[Begin Data entries]

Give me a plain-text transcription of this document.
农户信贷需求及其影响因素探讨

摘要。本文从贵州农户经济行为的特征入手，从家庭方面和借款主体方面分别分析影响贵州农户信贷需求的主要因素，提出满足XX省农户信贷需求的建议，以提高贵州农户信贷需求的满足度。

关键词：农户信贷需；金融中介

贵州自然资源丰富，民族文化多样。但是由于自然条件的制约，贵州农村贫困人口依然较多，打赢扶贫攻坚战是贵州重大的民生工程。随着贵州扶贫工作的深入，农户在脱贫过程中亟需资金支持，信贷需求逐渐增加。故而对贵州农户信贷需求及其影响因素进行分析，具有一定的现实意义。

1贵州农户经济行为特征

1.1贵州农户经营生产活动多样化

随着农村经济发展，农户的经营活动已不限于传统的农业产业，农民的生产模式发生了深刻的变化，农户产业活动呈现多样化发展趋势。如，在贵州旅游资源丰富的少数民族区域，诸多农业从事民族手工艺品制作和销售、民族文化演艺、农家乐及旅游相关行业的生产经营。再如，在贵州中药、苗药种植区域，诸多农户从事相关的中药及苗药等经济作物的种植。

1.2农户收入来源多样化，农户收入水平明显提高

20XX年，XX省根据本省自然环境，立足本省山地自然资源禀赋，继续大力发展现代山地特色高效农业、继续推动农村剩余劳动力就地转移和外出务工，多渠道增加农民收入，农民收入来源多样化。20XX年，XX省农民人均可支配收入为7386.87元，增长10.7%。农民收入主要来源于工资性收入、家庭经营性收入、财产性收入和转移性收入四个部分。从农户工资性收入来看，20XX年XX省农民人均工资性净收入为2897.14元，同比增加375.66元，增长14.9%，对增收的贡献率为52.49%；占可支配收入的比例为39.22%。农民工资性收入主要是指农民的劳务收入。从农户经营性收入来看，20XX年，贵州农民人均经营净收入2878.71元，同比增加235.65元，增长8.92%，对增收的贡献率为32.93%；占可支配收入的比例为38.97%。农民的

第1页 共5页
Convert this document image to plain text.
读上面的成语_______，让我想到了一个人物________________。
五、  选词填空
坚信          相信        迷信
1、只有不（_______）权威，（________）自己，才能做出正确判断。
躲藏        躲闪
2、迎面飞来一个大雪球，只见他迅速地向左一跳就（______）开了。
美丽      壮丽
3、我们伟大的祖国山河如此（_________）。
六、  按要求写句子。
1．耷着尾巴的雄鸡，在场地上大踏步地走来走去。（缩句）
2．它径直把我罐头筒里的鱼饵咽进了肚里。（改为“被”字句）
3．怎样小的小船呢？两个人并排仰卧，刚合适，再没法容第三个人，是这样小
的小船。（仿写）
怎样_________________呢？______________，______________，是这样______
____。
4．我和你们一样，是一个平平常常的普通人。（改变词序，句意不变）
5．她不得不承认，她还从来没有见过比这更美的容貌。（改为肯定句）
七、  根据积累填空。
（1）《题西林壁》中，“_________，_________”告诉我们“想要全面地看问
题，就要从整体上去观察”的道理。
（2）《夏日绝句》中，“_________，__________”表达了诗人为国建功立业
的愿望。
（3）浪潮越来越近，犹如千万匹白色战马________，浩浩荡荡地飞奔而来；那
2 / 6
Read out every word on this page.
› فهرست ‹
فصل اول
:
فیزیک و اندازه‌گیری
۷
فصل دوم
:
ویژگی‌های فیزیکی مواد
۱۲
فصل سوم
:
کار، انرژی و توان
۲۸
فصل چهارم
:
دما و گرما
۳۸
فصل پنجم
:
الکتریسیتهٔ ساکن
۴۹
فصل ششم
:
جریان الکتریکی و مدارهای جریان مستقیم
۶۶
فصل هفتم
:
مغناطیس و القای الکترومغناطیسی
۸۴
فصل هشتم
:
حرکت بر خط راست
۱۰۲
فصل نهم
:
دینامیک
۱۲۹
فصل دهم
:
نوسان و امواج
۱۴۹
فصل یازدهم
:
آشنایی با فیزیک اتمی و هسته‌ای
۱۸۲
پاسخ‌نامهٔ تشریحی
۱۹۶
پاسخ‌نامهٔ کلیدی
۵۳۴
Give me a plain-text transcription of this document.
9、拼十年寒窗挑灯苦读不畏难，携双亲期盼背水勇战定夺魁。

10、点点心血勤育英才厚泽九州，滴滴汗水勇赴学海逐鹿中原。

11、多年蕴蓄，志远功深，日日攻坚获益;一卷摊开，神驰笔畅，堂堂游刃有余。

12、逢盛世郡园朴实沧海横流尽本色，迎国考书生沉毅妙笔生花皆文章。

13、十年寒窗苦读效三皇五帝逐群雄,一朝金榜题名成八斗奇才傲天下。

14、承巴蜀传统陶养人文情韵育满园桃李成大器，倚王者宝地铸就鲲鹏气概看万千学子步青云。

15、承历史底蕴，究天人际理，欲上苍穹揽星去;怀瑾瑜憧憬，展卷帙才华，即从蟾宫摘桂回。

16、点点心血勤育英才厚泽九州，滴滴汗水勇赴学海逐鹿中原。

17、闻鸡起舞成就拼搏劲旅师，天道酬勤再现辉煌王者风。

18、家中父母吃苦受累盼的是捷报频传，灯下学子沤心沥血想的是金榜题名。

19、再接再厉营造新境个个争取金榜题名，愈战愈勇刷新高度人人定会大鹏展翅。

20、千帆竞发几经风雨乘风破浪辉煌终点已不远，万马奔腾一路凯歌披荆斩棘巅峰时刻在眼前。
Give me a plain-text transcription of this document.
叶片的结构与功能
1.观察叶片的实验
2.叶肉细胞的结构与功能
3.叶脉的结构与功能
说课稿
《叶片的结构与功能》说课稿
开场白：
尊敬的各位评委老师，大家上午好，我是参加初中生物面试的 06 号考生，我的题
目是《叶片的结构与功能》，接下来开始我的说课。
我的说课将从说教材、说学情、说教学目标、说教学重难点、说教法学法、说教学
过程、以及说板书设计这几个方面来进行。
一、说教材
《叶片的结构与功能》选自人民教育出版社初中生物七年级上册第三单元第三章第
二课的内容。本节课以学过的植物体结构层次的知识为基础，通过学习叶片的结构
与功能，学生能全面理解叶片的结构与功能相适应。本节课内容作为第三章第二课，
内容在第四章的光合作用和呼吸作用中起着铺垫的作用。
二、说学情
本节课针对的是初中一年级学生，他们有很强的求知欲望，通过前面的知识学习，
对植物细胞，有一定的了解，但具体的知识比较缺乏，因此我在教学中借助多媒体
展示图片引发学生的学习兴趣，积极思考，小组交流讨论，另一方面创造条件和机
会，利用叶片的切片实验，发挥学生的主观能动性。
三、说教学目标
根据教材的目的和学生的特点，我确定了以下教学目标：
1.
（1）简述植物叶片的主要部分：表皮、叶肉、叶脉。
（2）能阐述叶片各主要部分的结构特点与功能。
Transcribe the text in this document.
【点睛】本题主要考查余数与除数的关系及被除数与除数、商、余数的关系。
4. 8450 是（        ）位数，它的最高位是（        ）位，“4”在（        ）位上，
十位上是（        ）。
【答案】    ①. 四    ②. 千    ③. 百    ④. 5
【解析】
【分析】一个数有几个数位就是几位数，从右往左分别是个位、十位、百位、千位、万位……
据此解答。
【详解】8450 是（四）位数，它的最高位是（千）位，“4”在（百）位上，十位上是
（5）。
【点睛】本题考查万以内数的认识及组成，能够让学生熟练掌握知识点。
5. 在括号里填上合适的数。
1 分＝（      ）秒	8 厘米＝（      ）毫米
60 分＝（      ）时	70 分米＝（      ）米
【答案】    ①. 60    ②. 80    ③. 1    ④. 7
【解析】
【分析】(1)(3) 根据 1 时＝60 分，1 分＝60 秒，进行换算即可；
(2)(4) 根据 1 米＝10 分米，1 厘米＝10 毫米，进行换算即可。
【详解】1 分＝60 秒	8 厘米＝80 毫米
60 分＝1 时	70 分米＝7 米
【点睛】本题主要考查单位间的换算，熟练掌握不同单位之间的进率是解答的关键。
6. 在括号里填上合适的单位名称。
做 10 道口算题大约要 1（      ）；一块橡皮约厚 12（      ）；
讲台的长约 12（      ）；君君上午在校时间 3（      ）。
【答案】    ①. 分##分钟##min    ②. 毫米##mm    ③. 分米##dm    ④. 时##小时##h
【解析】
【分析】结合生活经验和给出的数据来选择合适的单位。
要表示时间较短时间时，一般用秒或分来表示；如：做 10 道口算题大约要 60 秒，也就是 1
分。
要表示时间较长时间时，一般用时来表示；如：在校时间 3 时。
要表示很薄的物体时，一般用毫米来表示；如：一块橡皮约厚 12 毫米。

[End Data entries]

From the line that contains "Transcribe the text in this document." down to the last line of the listing above, repeat each line exactly, and include nothing else.

Transcribe the text in this document.
【点睛】本题主要考查余数与除数的关系及被除数与除数、商、余数的关系。
4. 8450 是（        ）位数，它的最高位是（        ）位，“4”在（        ）位上，
十位上是（        ）。
【答案】    ①. 四    ②. 千    ③. 百    ④. 5
【解析】
【分析】一个数有几个数位就是几位数，从右往左分别是个位、十位、百位、千位、万位……
据此解答。
【详解】8450 是（四）位数，它的最高位是（千）位，“4”在（百）位上，十位上是
（5）。
【点睛】本题考查万以内数的认识及组成，能够让学生熟练掌握知识点。
5. 在括号里填上合适的数。
1 分＝（      ）秒	8 厘米＝（      ）毫米
60 分＝（      ）时	70 分米＝（      ）米
【答案】    ①. 60    ②. 80    ③. 1    ④. 7
【解析】
【分析】(1)(3) 根据 1 时＝60 分，1 分＝60 秒，进行换算即可；
(2)(4) 根据 1 米＝10 分米，1 厘米＝10 毫米，进行换算即可。
【详解】1 分＝60 秒	8 厘米＝80 毫米
60 分＝1 时	70 分米＝7 米
【点睛】本题主要考查单位间的换算，熟练掌握不同单位之间的进率是解答的关键。
6. 在括号里填上合适的单位名称。
做 10 道口算题大约要 1（      ）；一块橡皮约厚 12（      ）；
讲台的长约 12（      ）；君君上午在校时间 3（      ）。
【答案】    ①. 分##分钟##min    ②. 毫米##mm    ③. 分米##dm    ④. 时##小时##h
【解析】
【分析】结合生活经验和给出的数据来选择合适的单位。
要表示时间较短时间时，一般用秒或分来表示；如：做 10 道口算题大约要 60 秒，也就是 1
分。
要表示时间较长时间时，一般用时来表示；如：在校时间 3 时。
要表示很薄的物体时，一般用毫米来表示；如：一块橡皮约厚 12 毫米。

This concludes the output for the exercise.